Task -
Every line in the records below with the string "JSON" is to be copied out.
--- START ---
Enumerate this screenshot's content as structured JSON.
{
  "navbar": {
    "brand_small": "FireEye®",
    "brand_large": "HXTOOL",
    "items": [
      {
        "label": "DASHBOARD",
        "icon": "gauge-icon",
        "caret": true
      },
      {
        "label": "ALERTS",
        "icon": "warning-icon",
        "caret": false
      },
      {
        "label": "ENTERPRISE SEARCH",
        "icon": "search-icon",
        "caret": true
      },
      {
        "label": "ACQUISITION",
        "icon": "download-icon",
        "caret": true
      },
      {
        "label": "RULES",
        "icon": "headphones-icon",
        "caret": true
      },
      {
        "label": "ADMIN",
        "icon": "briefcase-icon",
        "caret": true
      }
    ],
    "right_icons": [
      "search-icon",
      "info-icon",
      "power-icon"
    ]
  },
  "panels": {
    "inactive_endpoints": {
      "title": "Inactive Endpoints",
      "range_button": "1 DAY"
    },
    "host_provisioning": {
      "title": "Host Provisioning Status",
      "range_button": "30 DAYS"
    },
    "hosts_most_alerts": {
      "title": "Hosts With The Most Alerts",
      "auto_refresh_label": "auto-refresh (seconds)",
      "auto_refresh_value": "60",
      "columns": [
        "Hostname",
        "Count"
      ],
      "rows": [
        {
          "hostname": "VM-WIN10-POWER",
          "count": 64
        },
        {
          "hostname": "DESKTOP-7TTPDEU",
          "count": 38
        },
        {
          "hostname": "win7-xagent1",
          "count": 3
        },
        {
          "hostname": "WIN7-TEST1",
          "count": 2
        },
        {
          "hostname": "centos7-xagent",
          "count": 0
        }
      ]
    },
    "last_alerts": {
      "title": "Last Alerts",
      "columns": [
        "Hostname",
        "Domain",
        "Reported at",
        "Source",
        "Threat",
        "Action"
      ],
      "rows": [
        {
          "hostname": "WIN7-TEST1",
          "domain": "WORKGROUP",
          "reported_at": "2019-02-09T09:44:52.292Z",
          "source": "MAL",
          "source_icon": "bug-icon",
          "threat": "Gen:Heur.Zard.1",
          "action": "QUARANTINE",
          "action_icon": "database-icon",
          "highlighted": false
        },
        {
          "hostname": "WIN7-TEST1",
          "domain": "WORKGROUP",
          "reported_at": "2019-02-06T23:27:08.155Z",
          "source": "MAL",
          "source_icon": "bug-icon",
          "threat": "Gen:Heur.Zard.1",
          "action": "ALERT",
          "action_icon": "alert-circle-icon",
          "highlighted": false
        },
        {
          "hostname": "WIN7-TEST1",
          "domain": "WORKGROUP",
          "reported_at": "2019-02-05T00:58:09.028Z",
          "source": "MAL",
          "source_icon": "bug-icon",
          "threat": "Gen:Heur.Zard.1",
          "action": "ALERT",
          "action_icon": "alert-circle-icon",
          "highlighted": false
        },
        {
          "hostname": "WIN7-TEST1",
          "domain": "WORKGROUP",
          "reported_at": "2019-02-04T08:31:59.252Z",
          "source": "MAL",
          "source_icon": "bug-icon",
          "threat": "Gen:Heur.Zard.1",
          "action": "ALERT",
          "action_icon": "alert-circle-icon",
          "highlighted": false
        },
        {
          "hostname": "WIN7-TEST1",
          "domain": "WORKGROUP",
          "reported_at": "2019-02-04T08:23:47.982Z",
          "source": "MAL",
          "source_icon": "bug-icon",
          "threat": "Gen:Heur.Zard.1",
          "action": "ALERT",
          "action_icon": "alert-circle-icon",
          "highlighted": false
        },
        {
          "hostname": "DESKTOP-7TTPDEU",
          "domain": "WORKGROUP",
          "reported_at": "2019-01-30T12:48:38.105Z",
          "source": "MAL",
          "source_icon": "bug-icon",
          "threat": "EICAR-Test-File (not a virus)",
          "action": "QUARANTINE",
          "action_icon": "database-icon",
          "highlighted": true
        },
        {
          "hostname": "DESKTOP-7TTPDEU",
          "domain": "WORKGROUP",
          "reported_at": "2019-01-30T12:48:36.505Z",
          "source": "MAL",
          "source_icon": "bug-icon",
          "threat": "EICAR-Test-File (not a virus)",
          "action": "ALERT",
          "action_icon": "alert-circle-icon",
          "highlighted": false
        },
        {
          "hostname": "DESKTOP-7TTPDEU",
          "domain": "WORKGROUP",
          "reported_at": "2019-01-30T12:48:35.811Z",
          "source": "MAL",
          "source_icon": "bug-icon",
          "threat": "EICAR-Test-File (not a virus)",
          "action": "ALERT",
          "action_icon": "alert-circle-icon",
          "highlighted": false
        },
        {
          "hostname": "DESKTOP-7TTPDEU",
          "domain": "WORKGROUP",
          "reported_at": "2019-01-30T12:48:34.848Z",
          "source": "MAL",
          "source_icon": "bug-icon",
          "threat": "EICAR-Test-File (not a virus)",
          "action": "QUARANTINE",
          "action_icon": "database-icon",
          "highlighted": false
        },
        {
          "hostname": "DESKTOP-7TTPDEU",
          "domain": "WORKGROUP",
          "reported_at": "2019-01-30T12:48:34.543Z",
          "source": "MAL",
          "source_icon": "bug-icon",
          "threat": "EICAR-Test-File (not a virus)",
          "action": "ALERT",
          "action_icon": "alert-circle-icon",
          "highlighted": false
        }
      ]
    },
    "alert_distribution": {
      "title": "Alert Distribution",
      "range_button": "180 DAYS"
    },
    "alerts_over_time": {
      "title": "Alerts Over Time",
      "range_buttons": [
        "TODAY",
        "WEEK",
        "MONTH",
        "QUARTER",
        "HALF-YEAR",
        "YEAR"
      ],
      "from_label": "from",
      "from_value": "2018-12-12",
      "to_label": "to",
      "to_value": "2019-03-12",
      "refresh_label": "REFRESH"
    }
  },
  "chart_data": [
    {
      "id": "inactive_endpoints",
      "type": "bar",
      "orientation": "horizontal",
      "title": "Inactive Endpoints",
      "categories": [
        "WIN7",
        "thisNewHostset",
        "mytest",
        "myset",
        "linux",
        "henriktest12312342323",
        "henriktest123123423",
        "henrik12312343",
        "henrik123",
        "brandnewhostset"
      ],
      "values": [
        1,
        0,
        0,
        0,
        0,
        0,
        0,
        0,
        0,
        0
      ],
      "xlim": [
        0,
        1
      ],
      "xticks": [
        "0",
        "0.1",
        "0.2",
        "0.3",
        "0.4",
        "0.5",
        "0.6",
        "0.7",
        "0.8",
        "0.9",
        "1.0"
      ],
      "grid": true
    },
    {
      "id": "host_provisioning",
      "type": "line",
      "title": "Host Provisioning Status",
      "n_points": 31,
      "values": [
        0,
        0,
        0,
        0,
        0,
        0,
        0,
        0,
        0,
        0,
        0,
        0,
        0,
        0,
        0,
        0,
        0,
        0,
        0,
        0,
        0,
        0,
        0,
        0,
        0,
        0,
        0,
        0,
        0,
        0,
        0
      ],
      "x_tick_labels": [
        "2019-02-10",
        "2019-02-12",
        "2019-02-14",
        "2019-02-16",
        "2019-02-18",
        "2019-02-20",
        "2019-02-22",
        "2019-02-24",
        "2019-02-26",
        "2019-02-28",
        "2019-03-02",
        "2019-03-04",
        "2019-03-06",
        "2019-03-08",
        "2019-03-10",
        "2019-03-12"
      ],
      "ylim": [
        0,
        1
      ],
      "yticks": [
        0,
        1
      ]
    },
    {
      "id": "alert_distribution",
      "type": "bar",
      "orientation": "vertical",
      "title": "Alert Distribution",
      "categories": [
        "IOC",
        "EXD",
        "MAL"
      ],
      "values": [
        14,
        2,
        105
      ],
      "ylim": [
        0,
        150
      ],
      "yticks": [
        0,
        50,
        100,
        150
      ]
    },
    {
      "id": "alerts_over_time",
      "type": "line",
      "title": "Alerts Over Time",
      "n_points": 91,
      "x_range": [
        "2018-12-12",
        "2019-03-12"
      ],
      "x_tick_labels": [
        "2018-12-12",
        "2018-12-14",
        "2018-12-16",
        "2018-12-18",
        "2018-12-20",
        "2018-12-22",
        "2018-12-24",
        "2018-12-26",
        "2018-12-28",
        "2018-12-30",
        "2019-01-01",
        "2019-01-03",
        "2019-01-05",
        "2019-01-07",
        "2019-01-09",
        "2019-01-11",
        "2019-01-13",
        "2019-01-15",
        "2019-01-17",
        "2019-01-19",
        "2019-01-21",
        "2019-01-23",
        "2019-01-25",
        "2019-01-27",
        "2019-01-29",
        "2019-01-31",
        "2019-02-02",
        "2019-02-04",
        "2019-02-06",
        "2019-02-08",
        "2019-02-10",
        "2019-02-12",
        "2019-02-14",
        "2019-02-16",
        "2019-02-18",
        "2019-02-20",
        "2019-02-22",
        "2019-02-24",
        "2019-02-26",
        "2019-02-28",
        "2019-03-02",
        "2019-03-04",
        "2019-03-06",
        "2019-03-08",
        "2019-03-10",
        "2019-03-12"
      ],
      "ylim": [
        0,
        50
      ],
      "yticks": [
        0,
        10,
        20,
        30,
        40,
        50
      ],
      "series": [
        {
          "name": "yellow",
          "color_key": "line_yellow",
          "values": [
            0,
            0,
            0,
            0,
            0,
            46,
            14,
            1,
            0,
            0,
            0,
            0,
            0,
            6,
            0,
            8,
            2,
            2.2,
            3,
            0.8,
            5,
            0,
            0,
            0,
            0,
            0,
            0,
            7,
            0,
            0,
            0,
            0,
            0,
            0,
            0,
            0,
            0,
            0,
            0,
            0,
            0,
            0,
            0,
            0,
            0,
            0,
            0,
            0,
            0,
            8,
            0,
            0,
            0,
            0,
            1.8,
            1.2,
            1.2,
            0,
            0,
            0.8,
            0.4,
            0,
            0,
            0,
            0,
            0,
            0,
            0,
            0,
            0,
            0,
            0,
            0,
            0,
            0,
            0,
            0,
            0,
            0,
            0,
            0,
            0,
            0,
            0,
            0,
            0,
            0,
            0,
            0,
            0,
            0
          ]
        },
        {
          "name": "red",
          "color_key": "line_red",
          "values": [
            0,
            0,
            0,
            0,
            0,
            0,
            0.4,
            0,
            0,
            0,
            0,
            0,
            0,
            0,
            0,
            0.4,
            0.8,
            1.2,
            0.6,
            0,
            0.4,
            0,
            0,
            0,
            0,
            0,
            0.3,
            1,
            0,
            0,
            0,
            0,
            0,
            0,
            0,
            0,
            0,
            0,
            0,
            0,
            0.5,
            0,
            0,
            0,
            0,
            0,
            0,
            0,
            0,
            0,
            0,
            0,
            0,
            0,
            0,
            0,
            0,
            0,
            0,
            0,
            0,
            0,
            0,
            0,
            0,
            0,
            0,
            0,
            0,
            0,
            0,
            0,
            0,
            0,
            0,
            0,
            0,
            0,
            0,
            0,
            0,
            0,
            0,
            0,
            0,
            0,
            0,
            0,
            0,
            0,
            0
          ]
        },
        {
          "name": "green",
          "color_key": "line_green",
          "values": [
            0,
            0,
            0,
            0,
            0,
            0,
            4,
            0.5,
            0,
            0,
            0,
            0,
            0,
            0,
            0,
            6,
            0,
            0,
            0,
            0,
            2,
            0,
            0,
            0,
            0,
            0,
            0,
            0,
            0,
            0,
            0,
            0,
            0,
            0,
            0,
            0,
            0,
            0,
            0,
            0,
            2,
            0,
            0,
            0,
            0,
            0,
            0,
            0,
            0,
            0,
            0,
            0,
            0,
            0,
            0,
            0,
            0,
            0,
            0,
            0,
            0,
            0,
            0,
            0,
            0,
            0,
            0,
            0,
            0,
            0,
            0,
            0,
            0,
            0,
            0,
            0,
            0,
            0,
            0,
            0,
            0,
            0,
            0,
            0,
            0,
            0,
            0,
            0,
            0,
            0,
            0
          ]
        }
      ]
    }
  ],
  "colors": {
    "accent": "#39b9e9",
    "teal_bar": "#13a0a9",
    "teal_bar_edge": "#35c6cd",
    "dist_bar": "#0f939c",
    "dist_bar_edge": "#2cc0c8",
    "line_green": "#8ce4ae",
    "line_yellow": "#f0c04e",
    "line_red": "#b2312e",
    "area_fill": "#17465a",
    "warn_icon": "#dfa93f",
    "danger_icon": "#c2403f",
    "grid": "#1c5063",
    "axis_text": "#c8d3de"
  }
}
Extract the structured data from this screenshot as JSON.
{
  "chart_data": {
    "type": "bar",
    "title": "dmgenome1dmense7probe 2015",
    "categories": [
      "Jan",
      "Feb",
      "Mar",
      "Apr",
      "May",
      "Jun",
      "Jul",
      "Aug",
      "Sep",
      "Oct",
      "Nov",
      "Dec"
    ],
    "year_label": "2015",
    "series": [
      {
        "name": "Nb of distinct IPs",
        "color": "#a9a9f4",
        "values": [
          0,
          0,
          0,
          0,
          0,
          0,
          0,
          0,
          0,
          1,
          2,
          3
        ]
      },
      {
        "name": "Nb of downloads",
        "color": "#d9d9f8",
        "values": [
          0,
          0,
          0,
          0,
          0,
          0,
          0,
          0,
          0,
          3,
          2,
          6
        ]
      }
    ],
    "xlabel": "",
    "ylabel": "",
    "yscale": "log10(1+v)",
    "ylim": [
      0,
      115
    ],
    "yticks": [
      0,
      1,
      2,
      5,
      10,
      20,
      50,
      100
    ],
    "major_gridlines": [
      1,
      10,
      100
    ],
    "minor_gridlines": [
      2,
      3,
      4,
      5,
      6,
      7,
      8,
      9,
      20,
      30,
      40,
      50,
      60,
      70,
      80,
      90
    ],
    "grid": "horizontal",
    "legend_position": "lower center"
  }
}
--- END ---
Written response -
Enumerate this screenshot's content as structured JSON.
Extract the structured data from this screenshot as JSON.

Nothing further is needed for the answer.